┌──
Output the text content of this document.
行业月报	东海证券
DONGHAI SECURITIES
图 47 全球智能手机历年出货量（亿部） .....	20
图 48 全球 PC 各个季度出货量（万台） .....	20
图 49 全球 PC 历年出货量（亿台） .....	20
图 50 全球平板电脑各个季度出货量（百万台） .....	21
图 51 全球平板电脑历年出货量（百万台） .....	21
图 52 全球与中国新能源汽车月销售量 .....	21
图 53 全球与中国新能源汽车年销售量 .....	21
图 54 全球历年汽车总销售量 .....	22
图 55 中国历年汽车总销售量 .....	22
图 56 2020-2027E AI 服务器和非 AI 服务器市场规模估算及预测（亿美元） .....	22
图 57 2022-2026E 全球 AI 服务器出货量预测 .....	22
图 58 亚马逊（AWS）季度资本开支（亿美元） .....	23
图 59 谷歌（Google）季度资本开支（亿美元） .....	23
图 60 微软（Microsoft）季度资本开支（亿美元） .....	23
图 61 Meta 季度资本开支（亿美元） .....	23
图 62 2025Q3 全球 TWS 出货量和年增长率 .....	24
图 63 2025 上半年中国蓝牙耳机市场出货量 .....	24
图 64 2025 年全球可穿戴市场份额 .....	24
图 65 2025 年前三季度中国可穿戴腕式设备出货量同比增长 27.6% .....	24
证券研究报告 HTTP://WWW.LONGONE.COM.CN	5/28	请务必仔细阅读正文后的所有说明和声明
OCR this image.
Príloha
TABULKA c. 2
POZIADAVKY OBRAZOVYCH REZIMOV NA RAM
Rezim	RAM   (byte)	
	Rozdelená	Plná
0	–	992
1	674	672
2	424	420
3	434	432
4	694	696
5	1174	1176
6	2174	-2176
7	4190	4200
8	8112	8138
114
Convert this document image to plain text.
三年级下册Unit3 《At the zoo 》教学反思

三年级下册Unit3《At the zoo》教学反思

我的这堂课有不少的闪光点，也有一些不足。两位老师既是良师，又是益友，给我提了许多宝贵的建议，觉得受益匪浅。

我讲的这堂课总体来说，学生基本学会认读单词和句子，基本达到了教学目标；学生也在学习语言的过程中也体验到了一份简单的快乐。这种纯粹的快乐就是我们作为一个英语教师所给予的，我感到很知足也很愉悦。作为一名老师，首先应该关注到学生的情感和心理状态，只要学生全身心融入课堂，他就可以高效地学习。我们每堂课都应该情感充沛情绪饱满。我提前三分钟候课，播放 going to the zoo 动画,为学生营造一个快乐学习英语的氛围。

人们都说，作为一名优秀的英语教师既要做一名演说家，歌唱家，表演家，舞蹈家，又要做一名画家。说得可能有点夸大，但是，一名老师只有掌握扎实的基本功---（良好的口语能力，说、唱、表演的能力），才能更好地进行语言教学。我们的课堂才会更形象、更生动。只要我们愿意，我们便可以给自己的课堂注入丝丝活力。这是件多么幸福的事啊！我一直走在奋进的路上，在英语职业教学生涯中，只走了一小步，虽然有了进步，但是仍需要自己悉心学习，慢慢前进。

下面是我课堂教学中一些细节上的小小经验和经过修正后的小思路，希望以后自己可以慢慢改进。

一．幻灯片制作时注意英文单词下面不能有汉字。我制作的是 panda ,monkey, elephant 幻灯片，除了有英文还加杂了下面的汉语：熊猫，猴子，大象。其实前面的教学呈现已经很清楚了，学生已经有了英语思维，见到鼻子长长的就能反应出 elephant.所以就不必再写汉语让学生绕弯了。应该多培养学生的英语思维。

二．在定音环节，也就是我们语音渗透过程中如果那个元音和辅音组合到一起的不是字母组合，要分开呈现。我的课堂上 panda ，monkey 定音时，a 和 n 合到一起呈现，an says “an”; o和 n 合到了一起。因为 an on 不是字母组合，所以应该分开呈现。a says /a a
└──
Return only the lines running from the line with "OCR this image." to the last line of the records, both included, exactly as written.

OCR this image.
Príloha
TABULKA c. 2
POZIADAVKY OBRAZOVYCH REZIMOV NA RAM
Rezim	RAM   (byte)	
	Rozdelená	Plná
0	–	992
1	674	672
2	424	420
3	434	432
4	694	696
5	1174	1176
6	2174	-2176
7	4190	4200
8	8112	8138
114
Convert this document image to plain text.
三年级下册Unit3 《At the zoo 》教学反思

三年级下册Unit3《At the zoo》教学反思

我的这堂课有不少的闪光点，也有一些不足。两位老师既是良师，又是益友，给我提了许多宝贵的建议，觉得受益匪浅。

我讲的这堂课总体来说，学生基本学会认读单词和句子，基本达到了教学目标；学生也在学习语言的过程中也体验到了一份简单的快乐。这种纯粹的快乐就是我们作为一个英语教师所给予的，我感到很知足也很愉悦。作为一名老师，首先应该关注到学生的情感和心理状态，只要学生全身心融入课堂，他就可以高效地学习。我们每堂课都应该情感充沛情绪饱满。我提前三分钟候课，播放 going to the zoo 动画,为学生营造一个快乐学习英语的氛围。

人们都说，作为一名优秀的英语教师既要做一名演说家，歌唱家，表演家，舞蹈家，又要做一名画家。说得可能有点夸大，但是，一名老师只有掌握扎实的基本功---（良好的口语能力，说、唱、表演的能力），才能更好地进行语言教学。我们的课堂才会更形象、更生动。只要我们愿意，我们便可以给自己的课堂注入丝丝活力。这是件多么幸福的事啊！我一直走在奋进的路上，在英语职业教学生涯中，只走了一小步，虽然有了进步，但是仍需要自己悉心学习，慢慢前进。

下面是我课堂教学中一些细节上的小小经验和经过修正后的小思路，希望以后自己可以慢慢改进。

一．幻灯片制作时注意英文单词下面不能有汉字。我制作的是 panda ,monkey, elephant 幻灯片，除了有英文还加杂了下面的汉语：熊猫，猴子，大象。其实前面的教学呈现已经很清楚了，学生已经有了英语思维，见到鼻子长长的就能反应出 elephant.所以就不必再写汉语让学生绕弯了。应该多培养学生的英语思维。

二．在定音环节，也就是我们语音渗透过程中如果那个元音和辅音组合到一起的不是字母组合，要分开呈现。我的课堂上 panda ，monkey 定音时，a 和 n 合到一起呈现，an says “an”; o和 n 合到了一起。因为 an on 不是字母组合，所以应该分开呈现。a says /a a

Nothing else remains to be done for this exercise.